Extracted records
-*-
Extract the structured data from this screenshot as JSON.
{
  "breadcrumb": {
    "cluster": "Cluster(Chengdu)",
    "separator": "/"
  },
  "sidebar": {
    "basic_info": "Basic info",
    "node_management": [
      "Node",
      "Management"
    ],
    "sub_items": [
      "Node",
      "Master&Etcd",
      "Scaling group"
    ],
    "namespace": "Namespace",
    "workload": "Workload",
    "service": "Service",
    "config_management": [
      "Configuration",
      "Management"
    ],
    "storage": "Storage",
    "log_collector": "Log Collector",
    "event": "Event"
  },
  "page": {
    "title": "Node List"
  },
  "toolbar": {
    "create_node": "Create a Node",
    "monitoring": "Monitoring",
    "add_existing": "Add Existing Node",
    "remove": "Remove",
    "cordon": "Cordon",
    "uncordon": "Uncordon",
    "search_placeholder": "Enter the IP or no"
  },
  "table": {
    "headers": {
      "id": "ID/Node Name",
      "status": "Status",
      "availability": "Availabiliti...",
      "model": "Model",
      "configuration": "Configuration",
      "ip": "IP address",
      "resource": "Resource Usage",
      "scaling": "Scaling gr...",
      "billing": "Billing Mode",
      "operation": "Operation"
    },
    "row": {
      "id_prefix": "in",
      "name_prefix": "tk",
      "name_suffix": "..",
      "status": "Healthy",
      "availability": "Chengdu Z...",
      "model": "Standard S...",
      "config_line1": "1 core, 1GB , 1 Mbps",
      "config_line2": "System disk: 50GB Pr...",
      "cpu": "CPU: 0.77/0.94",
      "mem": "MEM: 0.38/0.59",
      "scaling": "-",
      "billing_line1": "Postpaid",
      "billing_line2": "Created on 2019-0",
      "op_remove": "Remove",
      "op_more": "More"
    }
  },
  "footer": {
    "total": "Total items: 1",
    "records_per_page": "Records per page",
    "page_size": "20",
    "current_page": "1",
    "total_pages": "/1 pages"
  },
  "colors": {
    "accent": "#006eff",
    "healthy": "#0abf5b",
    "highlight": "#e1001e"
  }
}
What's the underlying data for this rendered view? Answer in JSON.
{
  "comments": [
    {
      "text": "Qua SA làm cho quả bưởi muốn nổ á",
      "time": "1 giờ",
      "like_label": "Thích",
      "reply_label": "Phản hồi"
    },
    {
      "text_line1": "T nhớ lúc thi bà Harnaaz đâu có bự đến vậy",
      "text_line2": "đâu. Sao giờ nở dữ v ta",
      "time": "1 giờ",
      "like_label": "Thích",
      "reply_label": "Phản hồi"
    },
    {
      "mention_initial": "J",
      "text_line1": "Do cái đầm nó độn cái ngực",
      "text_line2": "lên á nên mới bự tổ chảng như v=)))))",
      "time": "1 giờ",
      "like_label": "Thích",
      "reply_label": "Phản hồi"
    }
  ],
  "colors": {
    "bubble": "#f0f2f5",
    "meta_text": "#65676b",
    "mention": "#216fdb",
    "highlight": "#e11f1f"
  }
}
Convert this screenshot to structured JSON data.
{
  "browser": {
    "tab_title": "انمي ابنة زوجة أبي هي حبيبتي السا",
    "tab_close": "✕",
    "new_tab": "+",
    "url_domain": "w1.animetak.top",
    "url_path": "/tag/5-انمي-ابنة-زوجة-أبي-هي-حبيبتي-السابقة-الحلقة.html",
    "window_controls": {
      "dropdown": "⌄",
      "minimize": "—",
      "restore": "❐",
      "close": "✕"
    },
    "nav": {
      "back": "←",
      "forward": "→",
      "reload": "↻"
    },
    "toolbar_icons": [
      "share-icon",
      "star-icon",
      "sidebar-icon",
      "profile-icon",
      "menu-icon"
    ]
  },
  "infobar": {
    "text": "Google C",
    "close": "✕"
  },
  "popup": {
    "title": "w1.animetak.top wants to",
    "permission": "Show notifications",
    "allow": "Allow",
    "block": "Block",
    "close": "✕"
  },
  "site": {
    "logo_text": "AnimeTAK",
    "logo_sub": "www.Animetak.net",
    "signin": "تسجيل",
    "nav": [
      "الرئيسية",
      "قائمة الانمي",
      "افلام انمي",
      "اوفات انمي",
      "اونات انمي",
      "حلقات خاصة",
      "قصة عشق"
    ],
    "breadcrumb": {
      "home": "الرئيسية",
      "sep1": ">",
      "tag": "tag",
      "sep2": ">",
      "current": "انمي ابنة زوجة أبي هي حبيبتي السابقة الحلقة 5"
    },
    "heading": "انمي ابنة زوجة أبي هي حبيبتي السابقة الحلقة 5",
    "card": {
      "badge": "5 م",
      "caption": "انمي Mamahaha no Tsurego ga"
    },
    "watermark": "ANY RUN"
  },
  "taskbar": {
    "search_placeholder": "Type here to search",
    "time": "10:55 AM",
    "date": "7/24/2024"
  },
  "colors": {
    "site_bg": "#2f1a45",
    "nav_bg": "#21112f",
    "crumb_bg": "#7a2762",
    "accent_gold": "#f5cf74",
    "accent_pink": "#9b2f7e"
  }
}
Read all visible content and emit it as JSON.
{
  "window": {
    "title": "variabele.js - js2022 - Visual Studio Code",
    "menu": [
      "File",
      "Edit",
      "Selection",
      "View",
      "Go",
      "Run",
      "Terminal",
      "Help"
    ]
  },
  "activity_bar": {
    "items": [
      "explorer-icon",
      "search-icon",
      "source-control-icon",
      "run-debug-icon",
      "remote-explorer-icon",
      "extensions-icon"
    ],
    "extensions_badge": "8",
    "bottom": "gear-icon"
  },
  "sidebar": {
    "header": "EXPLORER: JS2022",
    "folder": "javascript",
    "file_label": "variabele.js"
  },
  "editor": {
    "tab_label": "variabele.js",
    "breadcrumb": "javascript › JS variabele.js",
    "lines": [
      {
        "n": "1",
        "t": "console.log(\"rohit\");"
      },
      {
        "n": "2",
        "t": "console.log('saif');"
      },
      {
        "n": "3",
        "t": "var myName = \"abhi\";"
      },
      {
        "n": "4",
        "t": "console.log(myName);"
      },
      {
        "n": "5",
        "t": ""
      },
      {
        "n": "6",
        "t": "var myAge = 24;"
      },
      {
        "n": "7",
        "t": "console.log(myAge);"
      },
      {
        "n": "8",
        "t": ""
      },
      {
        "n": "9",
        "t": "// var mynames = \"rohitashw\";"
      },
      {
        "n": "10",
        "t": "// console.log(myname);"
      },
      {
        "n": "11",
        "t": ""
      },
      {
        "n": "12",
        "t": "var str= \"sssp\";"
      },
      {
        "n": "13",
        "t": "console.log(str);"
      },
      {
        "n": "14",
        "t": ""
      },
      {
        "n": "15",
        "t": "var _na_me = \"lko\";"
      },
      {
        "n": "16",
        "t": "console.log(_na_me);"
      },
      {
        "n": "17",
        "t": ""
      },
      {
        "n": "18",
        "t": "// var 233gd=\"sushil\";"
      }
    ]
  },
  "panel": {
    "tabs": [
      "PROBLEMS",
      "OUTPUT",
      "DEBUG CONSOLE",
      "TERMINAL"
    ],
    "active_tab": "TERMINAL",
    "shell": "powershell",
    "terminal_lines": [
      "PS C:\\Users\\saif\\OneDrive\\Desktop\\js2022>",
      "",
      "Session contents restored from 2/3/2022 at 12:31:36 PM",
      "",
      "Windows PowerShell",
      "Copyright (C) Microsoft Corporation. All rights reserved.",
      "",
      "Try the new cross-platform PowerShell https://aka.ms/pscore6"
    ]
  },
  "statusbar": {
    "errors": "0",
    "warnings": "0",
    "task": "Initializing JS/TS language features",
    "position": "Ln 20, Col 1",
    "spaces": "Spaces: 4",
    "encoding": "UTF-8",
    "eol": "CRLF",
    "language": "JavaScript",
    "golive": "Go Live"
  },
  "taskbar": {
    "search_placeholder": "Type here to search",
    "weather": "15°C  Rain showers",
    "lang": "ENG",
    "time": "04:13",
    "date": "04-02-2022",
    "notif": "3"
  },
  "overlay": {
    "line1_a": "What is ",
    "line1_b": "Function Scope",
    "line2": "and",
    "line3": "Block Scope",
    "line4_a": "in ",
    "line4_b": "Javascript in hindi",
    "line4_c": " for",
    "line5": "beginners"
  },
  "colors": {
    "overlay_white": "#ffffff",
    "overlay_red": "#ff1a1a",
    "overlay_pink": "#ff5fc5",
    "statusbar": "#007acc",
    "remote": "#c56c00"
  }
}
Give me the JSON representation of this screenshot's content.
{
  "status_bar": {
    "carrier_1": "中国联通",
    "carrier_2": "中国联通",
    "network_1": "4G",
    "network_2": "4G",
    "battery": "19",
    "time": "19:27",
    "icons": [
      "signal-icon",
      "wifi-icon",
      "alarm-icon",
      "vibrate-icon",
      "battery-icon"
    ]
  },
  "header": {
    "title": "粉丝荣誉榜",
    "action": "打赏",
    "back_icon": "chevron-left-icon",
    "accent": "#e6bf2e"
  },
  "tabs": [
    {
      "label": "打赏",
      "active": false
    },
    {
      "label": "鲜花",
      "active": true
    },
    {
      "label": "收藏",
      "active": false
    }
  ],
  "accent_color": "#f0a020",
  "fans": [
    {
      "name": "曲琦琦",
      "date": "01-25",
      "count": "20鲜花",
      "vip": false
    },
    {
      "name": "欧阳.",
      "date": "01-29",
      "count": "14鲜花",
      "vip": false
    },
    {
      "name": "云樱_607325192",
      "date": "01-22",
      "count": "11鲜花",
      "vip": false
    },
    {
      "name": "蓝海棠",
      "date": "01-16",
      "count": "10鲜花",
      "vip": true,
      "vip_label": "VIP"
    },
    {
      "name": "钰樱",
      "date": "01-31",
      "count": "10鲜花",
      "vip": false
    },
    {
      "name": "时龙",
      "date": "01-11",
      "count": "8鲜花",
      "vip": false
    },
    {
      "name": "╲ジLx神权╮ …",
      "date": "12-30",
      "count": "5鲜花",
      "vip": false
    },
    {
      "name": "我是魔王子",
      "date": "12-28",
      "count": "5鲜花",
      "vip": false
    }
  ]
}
-*-
--- WHAT IS BEING ASKED ---
Look through the entries above; copy every line holding the string "data".

--- RESULT ---
Extract the structured data from this screenshot as JSON.
What's the underlying data for this rendered view? Answer in JSON.
Convert this screenshot to structured JSON data.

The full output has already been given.